§ Task: Extract every line below, verbatim.

§ Entries shown:
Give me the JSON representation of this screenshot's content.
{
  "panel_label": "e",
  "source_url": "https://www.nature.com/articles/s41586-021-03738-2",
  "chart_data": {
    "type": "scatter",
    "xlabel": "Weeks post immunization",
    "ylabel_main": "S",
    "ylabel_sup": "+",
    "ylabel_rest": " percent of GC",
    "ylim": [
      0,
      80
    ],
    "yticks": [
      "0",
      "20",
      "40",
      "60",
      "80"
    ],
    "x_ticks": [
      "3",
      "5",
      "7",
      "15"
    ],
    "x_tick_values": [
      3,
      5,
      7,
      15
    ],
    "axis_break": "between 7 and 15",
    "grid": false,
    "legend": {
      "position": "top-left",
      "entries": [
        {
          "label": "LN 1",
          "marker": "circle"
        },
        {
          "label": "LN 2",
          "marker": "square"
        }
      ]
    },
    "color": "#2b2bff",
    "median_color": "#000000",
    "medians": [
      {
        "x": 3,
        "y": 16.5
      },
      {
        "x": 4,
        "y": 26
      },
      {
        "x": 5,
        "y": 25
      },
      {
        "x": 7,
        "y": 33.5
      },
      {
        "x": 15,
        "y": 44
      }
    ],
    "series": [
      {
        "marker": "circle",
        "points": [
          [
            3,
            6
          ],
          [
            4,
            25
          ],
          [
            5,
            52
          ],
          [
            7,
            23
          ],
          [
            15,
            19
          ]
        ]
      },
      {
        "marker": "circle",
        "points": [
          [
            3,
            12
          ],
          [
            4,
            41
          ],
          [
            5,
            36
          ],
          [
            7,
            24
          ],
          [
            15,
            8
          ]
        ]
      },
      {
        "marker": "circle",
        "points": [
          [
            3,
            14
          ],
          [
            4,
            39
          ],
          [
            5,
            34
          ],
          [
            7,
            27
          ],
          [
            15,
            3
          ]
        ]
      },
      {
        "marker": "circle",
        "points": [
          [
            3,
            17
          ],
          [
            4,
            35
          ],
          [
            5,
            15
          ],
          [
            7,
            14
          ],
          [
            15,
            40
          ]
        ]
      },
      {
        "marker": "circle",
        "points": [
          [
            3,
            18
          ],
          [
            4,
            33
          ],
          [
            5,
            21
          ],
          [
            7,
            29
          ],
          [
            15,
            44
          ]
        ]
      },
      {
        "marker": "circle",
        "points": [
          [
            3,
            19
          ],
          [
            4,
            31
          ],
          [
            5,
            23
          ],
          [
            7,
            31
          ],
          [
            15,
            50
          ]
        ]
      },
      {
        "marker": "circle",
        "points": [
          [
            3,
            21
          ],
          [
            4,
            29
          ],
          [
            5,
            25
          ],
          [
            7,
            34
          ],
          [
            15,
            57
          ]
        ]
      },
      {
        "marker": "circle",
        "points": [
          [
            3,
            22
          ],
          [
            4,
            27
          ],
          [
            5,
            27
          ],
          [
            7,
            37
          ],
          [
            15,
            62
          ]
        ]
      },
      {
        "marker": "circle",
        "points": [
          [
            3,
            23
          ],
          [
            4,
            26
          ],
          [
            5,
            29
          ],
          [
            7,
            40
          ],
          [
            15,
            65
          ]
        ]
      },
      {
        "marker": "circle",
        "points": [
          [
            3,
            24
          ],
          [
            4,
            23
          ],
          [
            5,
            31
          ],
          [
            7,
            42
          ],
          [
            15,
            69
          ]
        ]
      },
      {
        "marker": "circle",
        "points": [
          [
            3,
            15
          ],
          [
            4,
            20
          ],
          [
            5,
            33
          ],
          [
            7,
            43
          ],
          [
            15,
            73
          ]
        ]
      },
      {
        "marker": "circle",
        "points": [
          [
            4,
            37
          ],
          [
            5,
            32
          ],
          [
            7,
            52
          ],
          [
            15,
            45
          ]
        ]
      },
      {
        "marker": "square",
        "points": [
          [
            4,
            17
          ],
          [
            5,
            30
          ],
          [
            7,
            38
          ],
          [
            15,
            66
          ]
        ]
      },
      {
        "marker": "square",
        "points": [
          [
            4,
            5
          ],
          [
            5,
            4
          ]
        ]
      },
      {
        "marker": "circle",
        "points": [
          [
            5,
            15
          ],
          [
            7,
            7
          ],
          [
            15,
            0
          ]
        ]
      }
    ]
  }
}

§ Correct result:
Give me the JSON representation of this screenshot's content.
{
  "panel_label": "e",
  "source_url": "https://www.nature.com/articles/s41586-021-03738-2",
  "chart_data": {
    "type": "scatter",
    "xlabel": "Weeks post immunization",
    "ylabel_main": "S",
    "ylabel_sup": "+",
    "ylabel_rest": " percent of GC",
    "ylim": [
      0,
      80
    ],
    "yticks": [
      "0",
      "20",
      "40",
      "60",
      "80"
    ],
    "x_ticks": [
      "3",
      "5",
      "7",
      "15"
    ],
    "x_tick_values": [
      3,
      5,
      7,
      15
    ],
    "axis_break": "between 7 and 15",
    "grid": false,
    "legend": {
      "position": "top-left",
      "entries": [
        {
          "label": "LN 1",
          "marker": "circle"
        },
        {
          "label": "LN 2",
          "marker": "square"
        }
      ]
    },
    "color": "#2b2bff",
    "median_color": "#000000",
    "medians": [
      {
        "x": 3,
        "y": 16.5
      },
      {
        "x": 4,
        "y": 26
      },
      {
        "x": 5,
        "y": 25
      },
      {
        "x": 7,
        "y": 33.5
      },
      {
        "x": 15,
        "y": 44
      }
    ],
    "series": [
      {
        "marker": "circle",
        "points": [
          [
            3,
            6
          ],
          [
            4,
            25
          ],
          [
            5,
            52
          ],
          [
            7,
            23
          ],
          [
            15,
            19
          ]
        ]
      },
      {
        "marker": "circle",
        "points": [
          [
            3,
            12
          ],
          [
            4,
            41
          ],
          [
            5,
            36
          ],
          [
            7,
            24
          ],
          [
            15,
            8
          ]
        ]
      },
      {
        "marker": "circle",
        "points": [
          [
            3,
            14
          ],
          [
            4,
            39
          ],
          [
            5,
            34
          ],
          [
            7,
            27
          ],
          [
            15,
            3
          ]
        ]
      },
      {
        "marker": "circle",
        "points": [
          [
            3,
            17
          ],
          [
            4,
            35
          ],
          [
            5,
            15
          ],
          [
            7,
            14
          ],
          [
            15,
            40
          ]
        ]
      },
      {
        "marker": "circle",
        "points": [
          [
            3,
            18
          ],
          [
            4,
            33
          ],
          [
            5,
            21
          ],
          [
            7,
            29
          ],
          [
            15,
            44
          ]
        ]
      },
      {
        "marker": "circle",
        "points": [
          [
            3,
            19
          ],
          [
            4,
            31
          ],
          [
            5,
            23
          ],
          [
            7,
            31
          ],
          [
            15,
            50
          ]
        ]
      },
      {
        "marker": "circle",
        "points": [
          [
            3,
            21
          ],
          [
            4,
            29
          ],
          [
            5,
            25
          ],
          [
            7,
            34
          ],
          [
            15,
            57
          ]
        ]
      },
      {
        "marker": "circle",
        "points": [
          [
            3,
            22
          ],
          [
            4,
            27
          ],
          [
            5,
            27
          ],
          [
            7,
            37
          ],
          [
            15,
            62
          ]
        ]
      },
      {
        "marker": "circle",
        "points": [
          [
            3,
            23
          ],
          [
            4,
            26
          ],
          [
            5,
            29
          ],
          [
            7,
            40
          ],
          [
            15,
            65
          ]
        ]
      },
      {
        "marker": "circle",
        "points": [
          [
            3,
            24
          ],
          [
            4,
            23
          ],
          [
            5,
            31
          ],
          [
            7,
            42
          ],
          [
            15,
            69
          ]
        ]
      },
      {
        "marker": "circle",
        "points": [
          [
            3,
            15
          ],
          [
            4,
            20
          ],
          [
            5,
            33
          ],
          [
            7,
            43
          ],
          [
            15,
            73
          ]
        ]
      },
      {
        "marker": "circle",
        "points": [
          [
            4,
            37
          ],
          [
            5,
            32
          ],
          [
            7,
            52
          ],
          [
            15,
            45
          ]
        ]
      },
      {
        "marker": "square",
        "points": [
          [
            4,
            17
          ],
          [
            5,
            30
          ],
          [
            7,
            38
          ],
          [
            15,
            66
          ]
        ]
      },
      {
        "marker": "square",
        "points": [
          [
            4,
            5
          ],
          [
            5,
            4
          ]
        ]
      },
      {
        "marker": "circle",
        "points": [
          [
            5,
            15
          ],
          [
            7,
            7
          ],
          [
            15,
            0
          ]
        ]
      }
    ]
  }
}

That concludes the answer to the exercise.